Extracted records
+ + +

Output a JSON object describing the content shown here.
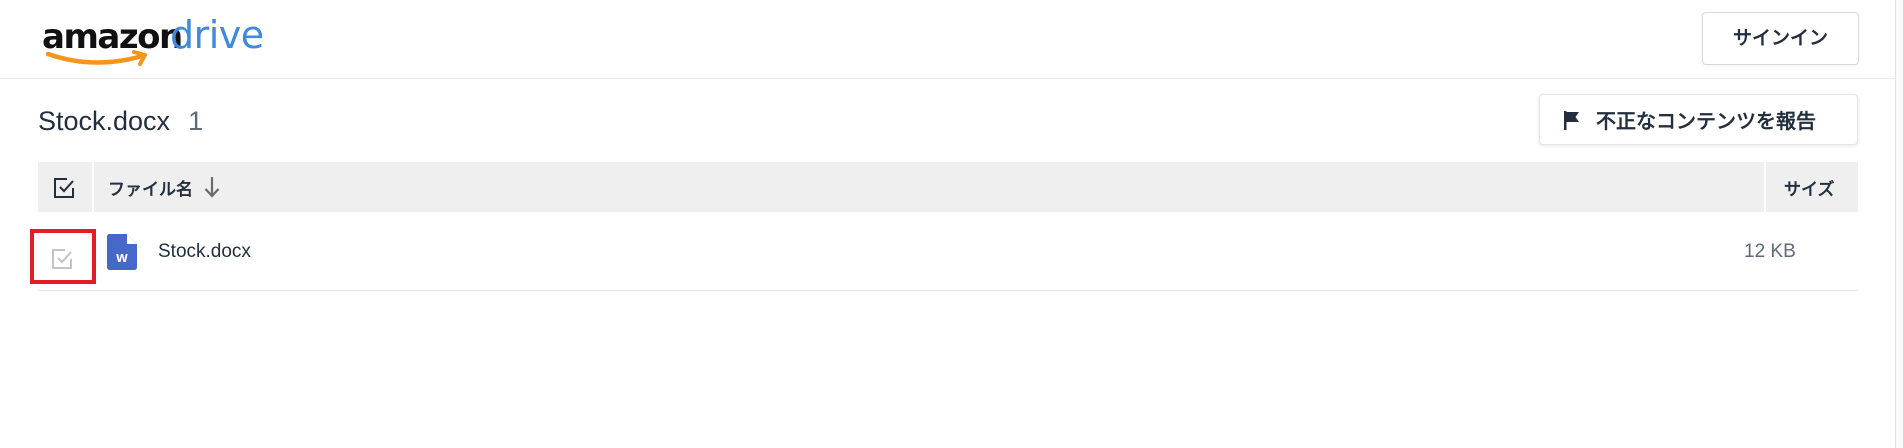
{
  "header": {
    "logo_amazon": "amazon",
    "logo_drive": "drive",
    "signin_label": "サインイン"
  },
  "file": {
    "title": "Stock.docx",
    "count": "1"
  },
  "report_button": {
    "label": "不正なコンテンツを報告",
    "icon": "flag-icon"
  },
  "table": {
    "columns": {
      "name": "ファイル名",
      "size": "サイズ"
    },
    "rows": [
      {
        "name": "Stock.docx",
        "size": "12 KB",
        "icon": "word-document-icon",
        "icon_letter": "W"
      }
    ]
  },
  "colors": {
    "brand_blue": "#3d8bdd",
    "amazon_orange": "#f7941d",
    "word_blue": "#4668c8",
    "highlight_red": "#e11e26",
    "header_gray": "#efefef",
    "text_dark": "#232f3e",
    "text_muted": "#5f6b7a"
  }
}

+ + +

* **DIRECTIONS FOR THIS TASK**
Without the pictures, write out the whole listing above exactly as it appears.

* **ANSWER TO THE EXERCISE**
Output a JSON object describing the content shown here.
{
  "header": {
    "logo_amazon": "amazon",
    "logo_drive": "drive",
    "signin_label": "サインイン"
  },
  "file": {
    "title": "Stock.docx",
    "count": "1"
  },
  "report_button": {
    "label": "不正なコンテンツを報告",
    "icon": "flag-icon"
  },
  "table": {
    "columns": {
      "name": "ファイル名",
      "size": "サイズ"
    },
    "rows": [
      {
        "name": "Stock.docx",
        "size": "12 KB",
        "icon": "word-document-icon",
        "icon_letter": "W"
      }
    ]
  },
  "colors": {
    "brand_blue": "#3d8bdd",
    "amazon_orange": "#f7941d",
    "word_blue": "#4668c8",
    "highlight_red": "#e11e26",
    "header_gray": "#efefef",
    "text_dark": "#232f3e",
    "text_muted": "#5f6b7a"
  }
}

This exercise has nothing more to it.